§ **Written exercise**:
In the listing below, pick out lines with "Park".

^^^^^^^^

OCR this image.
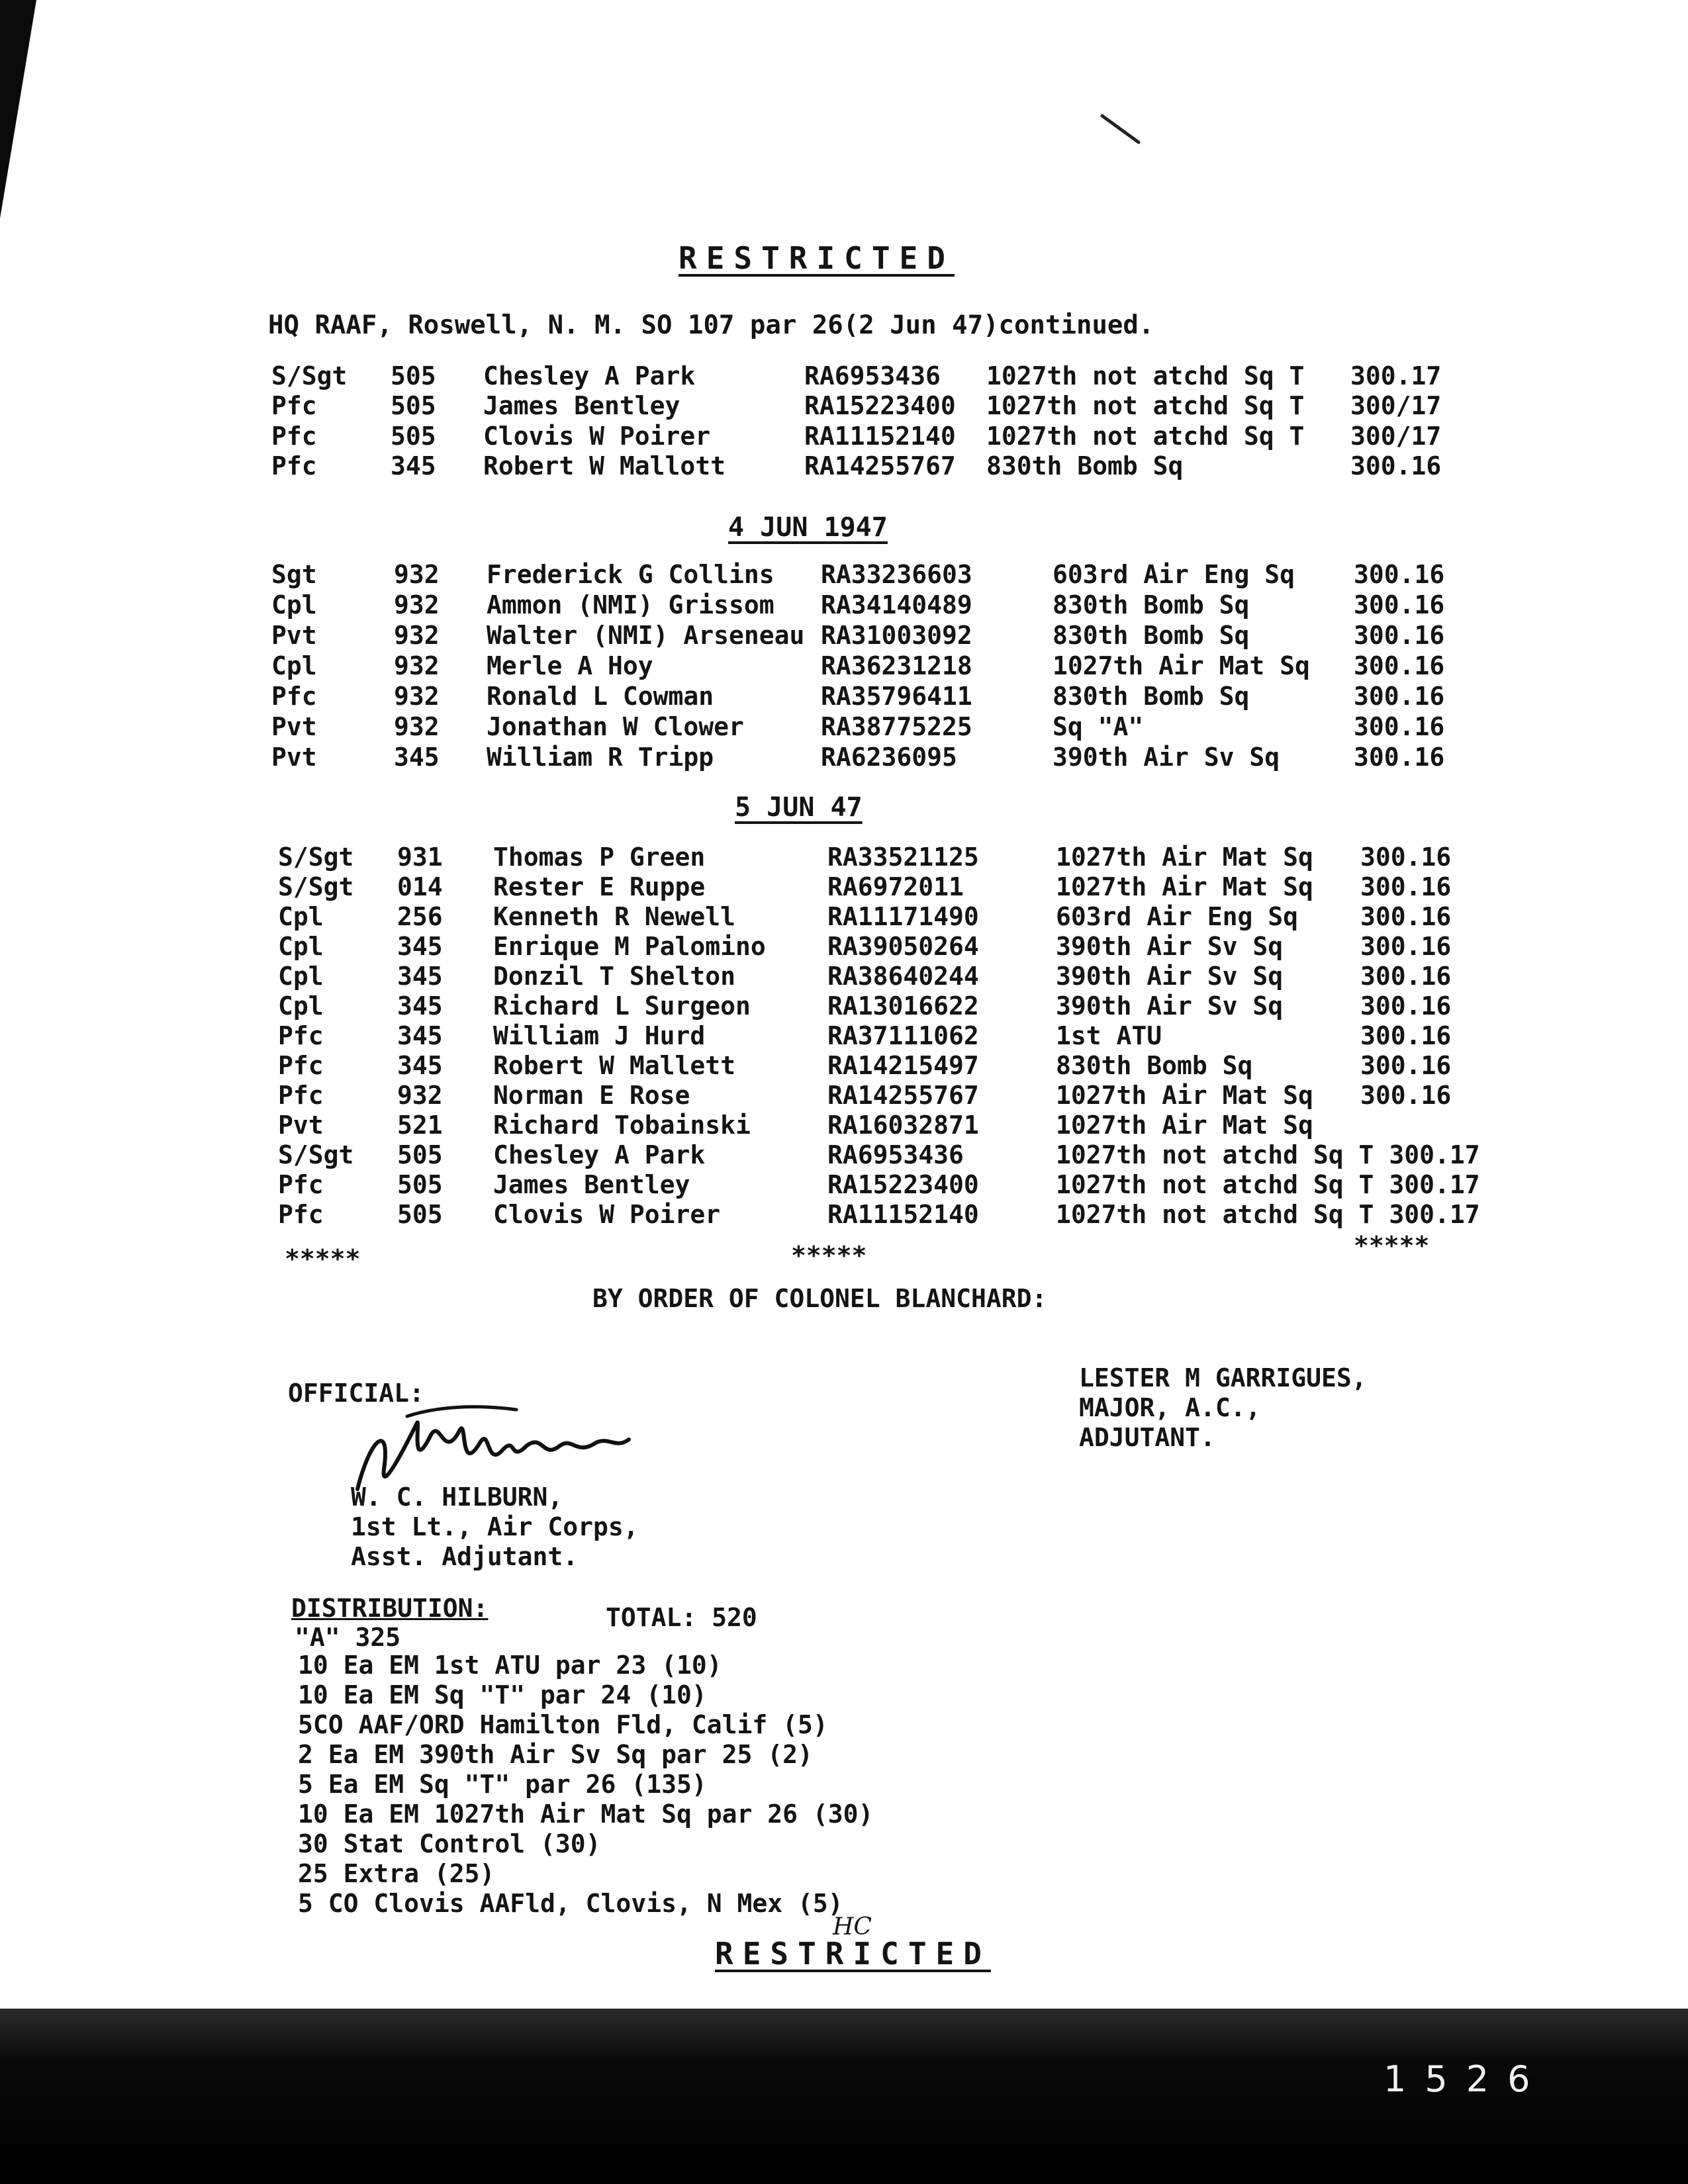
RESTRICTED
HQ RAAF, Roswell, N. M. SO 107 par 26(2 Jun 47)continued.
S/Sgt 505 Chesley A Park	RA6953436 1027th not atchd Sq T 300.17
Pfc	505 James Bentley	RA15223400 1027th not atchd Sq T 300/17
Pfc	505 Clovis W Poirer	RA11152140 1027th not atchd Sq T 300/17
Pfc	345 Robert W Mallott	RA14255767 830th Bomb Sq	300.16
4 JUN 1947
Sgt	932 Frederick G Collins RA33236603	603rd Air Eng Sq 300.16
Cpl	932 Ammon (NMI) Grissom RA34140489	830th Bomb Sq	300.16
Pvt	932 Walter (NMI) Arseneau RA31003092	830th Bomb Sq	300.16
Cpl	932 Merle A Hoy	RA36231218	1027th Air Mat Sq 300.16
Pfc	932 Ronald L Cowman	RA35796411	830th Bomb Sq	300.16
Pvt	932 Jonathan W Clower	RA38775225	Sq "A"	300.16
Pvt	345 William R Tripp	RA6236095	390th Air Sv Sq	300.16
5 JUN 47
S/Sgt 931 Thomas P Green	RA33521125	1027th Air Mat Sq 300.16
S/Sgt 014 Rester E Ruppe	RA6972011	1027th Air Mat Sq 300.16
Cpl	256 Kenneth R Newell	RA11171490	603rd Air Eng Sq 300.16
Cpl	345 Enrique M Palomino RA39050264	390th Air Sv Sq	300.16
Cpl	345 Donzil T Shelton	RA38640244	390th Air Sv Sq	300.16
Cpl	345 Richard L Surgeon	RA13016622	390th Air Sv Sq	300.16
Pfc	345 William J Hurd	RA37111062	1st ATU	300.16
Pfc	345 Robert W Mallett	RA14215497	830th Bomb Sq	300.16
Pfc	932 Norman E Rose	RA14255767	1027th Air Mat Sq 300.16
Pvt	521 Richard Tobainski	RA16032871	1027th Air Mat Sq
S/Sgt 505 Chesley A Park	RA6953436	1027th not atchd Sq T 300.17
Pfc	505 James Bentley	RA15223400	1027th not atchd Sq T 300.17
Pfc	505 Clovis W Poirer	RA11152140	1027th not atchd Sq T 300.17
*****	*****	*****
BY ORDER OF COLONEL BLANCHARD:
OFFICIAL:
W. C. HILBURN,
1st Lt., Air Corps,
Asst. Adjutant.
LESTER M GARRIGUES,
MAJOR, A.C.,
ADJUTANT.
DISTRIBUTION:	TOTAL: 520
"A" 325
10 Ea EM 1st ATU par 23 (10)
10 Ea EM Sq "T" par 24 (10)
5CO AAF/ORD Hamilton Fld, Calif (5)
2 Ea EM 390th Air Sv Sq par 25 (2)
5 Ea EM Sq "T" par 26 (135)
10 Ea EM 1027th Air Mat Sq par 26 (30)
30 Stat Control (30)
25 Extra (25)
5 CO Clovis AAFld, Clovis, N Mex (5)
HC
RESTRICTED
1526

^^^^^^^^

§ **Output for this task**:
S/Sgt 505 Chesley A Park	RA6953436 1027th not atchd Sq T 300.17
S/Sgt 505 Chesley A Park	RA6953436	1027th not atchd Sq T 300.17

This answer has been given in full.